▶ [EXCERPT TO READ]:
..........
KUALA LUMPUR (Reuters) – Malaysia and Taiwan are expecting deliveries of AstraZeneca COVID-19 vaccines manufactured in Thailand to be delayed, officials said this week, the latest countries to report a holdup with orders from the Thai plant.
The delay comes amid concerns over AstraZeneca’s distribution plans in Southeast Asia, which depends on 200 million doses made by Siam Bioscience, a company owned by Thailand’s king that is making vaccines for the first time.
Any questions about Siam Bioscience meeting production targets are sensitive because King Maha Vajiralongkorn is its sole owner. Insulting Thailand’s monarchy is a crime punishable by up to 15 years in prison.
AstraZeneca handed more than 1.8 million locally produced doses to Thai authorities last week, but said deliveries to other Southeast Asian countries would only begin in July.
The first delivery to the Philippines, which was promised 17 million doses, was reduced and postponed by several weeks, a Philippine presidential adviser told Reuters last week.
..........
▶ [EXTRACTED DATA]:

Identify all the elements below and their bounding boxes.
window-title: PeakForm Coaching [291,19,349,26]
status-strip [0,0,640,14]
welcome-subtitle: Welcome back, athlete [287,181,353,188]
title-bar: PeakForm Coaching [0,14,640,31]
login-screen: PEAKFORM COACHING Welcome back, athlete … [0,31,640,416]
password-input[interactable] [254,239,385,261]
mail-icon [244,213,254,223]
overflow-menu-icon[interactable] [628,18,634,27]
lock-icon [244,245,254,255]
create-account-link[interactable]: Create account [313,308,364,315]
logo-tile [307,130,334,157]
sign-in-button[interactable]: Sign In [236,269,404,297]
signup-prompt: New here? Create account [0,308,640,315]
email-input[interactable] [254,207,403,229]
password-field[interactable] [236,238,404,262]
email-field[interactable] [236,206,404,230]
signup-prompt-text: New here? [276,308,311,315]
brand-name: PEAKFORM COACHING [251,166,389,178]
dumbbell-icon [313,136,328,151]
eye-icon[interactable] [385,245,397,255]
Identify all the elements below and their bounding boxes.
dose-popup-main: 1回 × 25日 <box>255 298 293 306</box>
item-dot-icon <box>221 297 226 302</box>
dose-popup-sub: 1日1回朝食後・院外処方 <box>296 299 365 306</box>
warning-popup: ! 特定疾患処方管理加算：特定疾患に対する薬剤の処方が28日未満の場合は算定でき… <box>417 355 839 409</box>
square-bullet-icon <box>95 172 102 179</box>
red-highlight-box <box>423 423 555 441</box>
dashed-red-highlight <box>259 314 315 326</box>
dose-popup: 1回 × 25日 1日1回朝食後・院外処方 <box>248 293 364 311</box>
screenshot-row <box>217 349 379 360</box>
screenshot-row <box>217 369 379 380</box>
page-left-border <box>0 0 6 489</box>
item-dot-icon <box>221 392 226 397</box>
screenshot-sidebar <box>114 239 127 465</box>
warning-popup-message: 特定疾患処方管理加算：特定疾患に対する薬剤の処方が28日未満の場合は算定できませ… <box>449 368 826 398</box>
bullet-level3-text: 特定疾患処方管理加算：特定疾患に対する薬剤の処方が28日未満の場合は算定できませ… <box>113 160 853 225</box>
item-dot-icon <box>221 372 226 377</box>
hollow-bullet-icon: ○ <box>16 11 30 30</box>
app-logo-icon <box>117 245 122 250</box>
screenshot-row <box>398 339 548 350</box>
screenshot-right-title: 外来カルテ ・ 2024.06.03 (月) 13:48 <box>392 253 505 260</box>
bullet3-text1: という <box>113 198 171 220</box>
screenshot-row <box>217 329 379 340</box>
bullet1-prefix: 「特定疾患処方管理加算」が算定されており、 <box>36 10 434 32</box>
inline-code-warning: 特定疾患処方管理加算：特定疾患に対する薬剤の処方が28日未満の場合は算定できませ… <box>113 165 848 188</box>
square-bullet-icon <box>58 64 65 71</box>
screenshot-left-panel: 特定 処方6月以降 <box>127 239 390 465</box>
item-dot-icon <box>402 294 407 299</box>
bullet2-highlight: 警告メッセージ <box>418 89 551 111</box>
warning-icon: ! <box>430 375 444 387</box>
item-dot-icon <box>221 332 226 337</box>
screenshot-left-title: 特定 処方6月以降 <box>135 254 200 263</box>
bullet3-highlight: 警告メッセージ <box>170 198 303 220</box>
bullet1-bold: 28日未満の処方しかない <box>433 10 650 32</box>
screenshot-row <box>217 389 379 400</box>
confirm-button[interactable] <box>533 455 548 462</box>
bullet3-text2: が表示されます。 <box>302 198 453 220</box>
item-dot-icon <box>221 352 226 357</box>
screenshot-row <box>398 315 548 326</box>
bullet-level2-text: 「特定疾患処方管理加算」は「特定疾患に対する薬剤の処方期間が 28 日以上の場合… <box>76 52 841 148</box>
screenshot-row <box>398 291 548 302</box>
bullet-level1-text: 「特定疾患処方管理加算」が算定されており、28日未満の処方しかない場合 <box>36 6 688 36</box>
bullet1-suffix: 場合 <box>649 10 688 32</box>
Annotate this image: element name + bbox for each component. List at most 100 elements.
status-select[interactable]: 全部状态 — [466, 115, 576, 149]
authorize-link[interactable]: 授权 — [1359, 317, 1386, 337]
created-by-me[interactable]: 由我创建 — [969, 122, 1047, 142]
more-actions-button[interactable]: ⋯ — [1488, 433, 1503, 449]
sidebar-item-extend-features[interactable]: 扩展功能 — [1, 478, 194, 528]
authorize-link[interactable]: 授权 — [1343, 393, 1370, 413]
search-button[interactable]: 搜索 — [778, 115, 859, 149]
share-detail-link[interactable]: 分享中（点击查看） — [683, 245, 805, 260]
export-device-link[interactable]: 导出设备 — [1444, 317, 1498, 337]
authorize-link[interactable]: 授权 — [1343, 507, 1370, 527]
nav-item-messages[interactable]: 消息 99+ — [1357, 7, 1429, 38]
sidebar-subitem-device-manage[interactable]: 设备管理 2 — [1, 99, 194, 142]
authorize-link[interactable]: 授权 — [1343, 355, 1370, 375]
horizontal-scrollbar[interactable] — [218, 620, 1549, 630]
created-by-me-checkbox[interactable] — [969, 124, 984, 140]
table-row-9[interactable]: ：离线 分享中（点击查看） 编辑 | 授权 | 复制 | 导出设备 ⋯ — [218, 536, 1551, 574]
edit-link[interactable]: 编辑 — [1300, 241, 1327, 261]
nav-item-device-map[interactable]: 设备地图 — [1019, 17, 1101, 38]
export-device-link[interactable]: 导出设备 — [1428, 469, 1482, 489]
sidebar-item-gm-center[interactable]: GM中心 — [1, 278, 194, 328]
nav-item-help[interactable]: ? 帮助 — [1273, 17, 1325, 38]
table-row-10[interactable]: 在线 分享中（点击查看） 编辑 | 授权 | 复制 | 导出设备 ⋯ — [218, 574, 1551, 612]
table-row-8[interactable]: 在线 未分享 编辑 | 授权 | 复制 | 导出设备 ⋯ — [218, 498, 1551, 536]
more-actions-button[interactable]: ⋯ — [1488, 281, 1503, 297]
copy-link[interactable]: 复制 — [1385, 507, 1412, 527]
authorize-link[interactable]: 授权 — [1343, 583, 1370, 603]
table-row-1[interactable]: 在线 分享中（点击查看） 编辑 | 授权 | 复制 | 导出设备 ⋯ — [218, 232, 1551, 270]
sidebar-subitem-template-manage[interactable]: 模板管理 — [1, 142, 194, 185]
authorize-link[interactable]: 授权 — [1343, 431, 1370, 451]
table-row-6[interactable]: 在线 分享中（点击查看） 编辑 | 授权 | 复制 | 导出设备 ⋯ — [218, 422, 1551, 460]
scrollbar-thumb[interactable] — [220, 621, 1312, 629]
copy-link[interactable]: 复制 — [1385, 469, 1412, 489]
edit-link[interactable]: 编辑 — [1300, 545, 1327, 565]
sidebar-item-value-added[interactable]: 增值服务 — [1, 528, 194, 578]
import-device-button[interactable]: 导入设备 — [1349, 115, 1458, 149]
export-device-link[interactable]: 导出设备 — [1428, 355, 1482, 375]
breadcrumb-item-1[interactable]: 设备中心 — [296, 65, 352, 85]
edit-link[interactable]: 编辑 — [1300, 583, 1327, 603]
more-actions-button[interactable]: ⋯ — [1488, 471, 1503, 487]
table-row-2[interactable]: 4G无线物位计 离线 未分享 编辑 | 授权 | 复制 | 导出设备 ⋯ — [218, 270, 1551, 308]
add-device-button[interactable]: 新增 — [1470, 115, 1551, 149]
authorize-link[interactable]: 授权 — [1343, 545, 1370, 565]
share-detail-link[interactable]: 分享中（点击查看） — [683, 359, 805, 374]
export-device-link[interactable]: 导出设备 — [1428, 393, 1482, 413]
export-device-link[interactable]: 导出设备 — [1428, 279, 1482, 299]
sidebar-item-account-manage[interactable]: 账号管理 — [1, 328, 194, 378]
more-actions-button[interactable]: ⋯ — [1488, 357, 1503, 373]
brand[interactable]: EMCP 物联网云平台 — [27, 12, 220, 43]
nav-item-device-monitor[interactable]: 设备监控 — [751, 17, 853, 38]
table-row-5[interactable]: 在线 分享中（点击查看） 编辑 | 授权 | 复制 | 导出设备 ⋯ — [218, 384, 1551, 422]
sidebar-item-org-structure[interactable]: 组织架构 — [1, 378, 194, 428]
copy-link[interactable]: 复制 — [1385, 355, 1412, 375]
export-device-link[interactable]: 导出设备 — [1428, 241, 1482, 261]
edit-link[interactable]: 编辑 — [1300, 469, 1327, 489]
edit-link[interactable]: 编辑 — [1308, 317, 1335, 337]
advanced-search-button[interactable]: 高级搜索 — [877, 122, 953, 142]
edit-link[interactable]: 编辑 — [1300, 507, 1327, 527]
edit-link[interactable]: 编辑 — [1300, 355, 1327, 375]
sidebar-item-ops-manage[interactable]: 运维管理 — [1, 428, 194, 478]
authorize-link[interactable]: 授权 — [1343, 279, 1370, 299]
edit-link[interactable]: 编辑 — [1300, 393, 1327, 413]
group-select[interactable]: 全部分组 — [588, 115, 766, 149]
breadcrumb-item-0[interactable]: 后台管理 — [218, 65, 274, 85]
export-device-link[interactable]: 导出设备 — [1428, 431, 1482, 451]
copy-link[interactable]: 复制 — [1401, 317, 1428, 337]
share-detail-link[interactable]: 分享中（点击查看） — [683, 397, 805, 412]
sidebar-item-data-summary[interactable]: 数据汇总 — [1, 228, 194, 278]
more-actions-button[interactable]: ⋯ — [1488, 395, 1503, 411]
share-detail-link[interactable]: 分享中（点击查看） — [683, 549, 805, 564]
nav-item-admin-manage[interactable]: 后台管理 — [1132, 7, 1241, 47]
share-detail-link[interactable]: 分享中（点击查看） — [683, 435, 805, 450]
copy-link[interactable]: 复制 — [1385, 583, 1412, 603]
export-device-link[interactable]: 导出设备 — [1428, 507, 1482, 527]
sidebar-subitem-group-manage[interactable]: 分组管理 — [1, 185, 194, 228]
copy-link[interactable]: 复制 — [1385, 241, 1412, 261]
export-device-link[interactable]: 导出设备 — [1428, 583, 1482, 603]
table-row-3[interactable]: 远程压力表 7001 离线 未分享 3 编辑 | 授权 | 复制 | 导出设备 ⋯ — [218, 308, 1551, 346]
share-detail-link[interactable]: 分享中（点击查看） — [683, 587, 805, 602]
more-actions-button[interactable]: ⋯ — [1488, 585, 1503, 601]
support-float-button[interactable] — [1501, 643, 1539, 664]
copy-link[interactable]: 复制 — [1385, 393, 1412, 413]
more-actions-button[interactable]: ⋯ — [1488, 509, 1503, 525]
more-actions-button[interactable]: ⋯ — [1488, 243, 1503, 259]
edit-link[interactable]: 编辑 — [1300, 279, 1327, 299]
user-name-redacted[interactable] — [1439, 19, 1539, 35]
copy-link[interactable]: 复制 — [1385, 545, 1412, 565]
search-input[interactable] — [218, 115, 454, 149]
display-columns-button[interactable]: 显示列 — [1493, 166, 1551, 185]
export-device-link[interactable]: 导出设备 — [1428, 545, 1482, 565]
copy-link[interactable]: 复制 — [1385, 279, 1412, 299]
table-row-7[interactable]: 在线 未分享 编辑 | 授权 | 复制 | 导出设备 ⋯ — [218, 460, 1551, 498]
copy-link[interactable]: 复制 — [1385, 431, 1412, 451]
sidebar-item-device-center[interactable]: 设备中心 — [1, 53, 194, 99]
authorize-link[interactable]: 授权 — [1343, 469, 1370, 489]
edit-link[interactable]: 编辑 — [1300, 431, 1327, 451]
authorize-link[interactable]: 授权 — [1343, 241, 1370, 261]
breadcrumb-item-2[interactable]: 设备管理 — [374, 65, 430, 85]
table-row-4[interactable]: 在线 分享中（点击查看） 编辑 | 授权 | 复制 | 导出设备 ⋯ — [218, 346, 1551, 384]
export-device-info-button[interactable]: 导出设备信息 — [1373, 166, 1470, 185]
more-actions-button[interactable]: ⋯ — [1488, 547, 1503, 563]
..........
▶ [WHAT YOU ARE ASKED TO DO]: Output the vaccine delivery excerpt word for word, everything from "The delay comes" down to "the first time.".

▶ [OUTPUT FOR THIS EXERCISE]:
The delay comes amid concerns over AstraZeneca’s distribution plans in Southeast Asia, which depends on 200 million doses made by Siam Bioscience, a company owned by Thailand’s king that is making vaccines for the first time.